[DATASET EXCERPTS start]

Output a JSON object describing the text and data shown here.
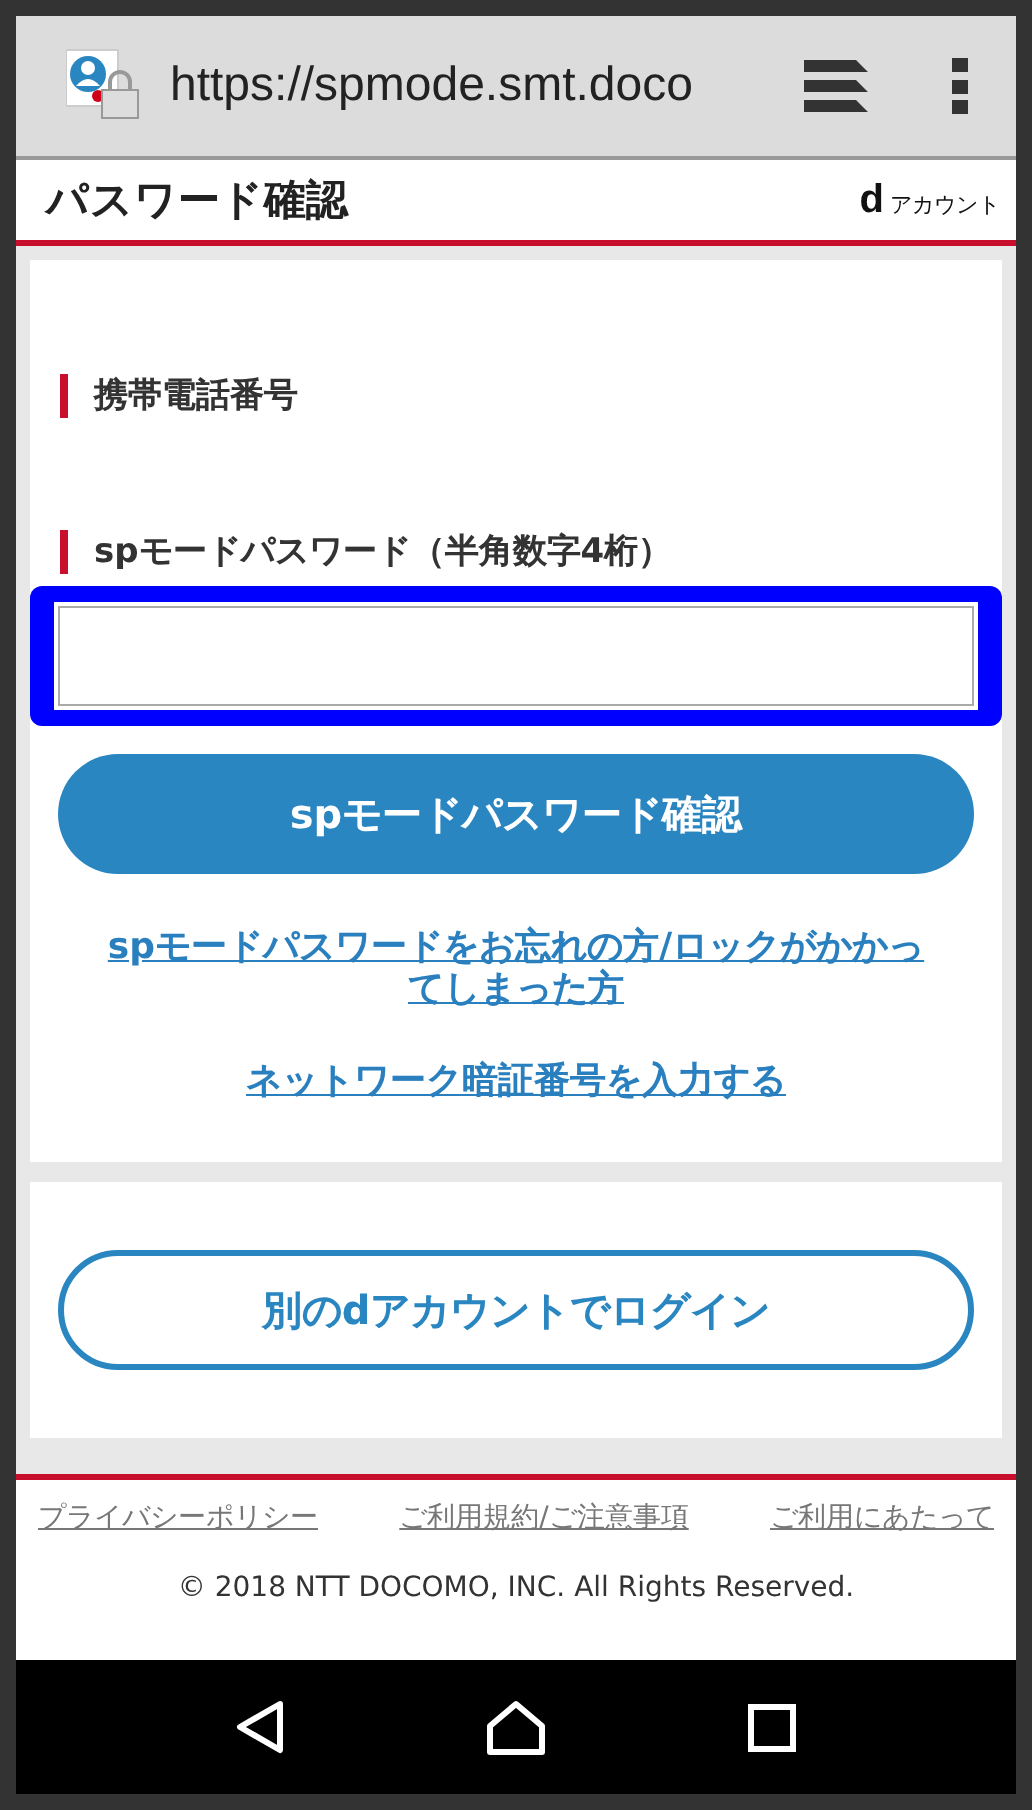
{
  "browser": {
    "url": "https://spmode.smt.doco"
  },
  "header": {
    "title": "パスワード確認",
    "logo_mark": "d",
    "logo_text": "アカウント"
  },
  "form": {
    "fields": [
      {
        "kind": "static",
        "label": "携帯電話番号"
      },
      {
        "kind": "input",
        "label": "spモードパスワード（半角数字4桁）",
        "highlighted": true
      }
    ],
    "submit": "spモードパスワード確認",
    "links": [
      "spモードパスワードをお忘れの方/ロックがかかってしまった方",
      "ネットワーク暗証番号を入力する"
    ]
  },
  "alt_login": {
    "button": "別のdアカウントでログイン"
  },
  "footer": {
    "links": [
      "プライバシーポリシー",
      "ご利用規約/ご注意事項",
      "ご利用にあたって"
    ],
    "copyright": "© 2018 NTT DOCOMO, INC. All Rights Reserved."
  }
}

[DATASET EXCERPTS end]

→ INSTRUCTION: Repeat the data exactly, dropping every picture it holds.

→ SOLUTION TO THE EXERCISE:
Output a JSON object describing the text and data shown here.
{
  "browser": {
    "url": "https://spmode.smt.doco"
  },
  "header": {
    "title": "パスワード確認",
    "logo_mark": "d",
    "logo_text": "アカウント"
  },
  "form": {
    "fields": [
      {
        "kind": "static",
        "label": "携帯電話番号"
      },
      {
        "kind": "input",
        "label": "spモードパスワード（半角数字4桁）",
        "highlighted": true
      }
    ],
    "submit": "spモードパスワード確認",
    "links": [
      "spモードパスワードをお忘れの方/ロックがかかってしまった方",
      "ネットワーク暗証番号を入力する"
    ]
  },
  "alt_login": {
    "button": "別のdアカウントでログイン"
  },
  "footer": {
    "links": [
      "プライバシーポリシー",
      "ご利用規約/ご注意事項",
      "ご利用にあたって"
    ],
    "copyright": "© 2018 NTT DOCOMO, INC. All Rights Reserved."
  }
}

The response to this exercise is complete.